### [PROBLEM]
Scan the entries below. List each line with "square".

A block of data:
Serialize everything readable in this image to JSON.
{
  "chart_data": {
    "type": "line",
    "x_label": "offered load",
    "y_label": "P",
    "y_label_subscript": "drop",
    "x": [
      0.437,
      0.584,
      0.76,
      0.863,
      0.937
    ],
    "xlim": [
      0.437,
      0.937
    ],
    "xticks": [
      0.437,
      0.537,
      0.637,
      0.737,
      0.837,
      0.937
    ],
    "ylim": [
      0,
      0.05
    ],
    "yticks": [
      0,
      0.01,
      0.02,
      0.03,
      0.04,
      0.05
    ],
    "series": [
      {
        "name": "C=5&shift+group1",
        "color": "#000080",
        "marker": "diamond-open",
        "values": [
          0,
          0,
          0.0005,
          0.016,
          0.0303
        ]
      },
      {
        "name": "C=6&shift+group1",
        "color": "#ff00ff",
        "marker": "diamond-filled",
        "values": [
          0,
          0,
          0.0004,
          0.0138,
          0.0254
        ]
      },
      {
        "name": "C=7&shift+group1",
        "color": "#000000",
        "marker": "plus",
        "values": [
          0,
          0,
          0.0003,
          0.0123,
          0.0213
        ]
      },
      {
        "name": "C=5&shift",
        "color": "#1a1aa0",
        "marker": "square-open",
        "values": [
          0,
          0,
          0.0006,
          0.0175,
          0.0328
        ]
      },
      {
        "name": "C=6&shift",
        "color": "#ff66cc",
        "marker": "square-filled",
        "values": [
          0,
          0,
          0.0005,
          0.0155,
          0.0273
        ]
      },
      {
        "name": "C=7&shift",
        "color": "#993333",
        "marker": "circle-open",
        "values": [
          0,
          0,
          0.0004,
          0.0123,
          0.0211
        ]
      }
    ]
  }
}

### [TASK OUTPUT]
        "marker": "square-open",
        "marker": "square-filled",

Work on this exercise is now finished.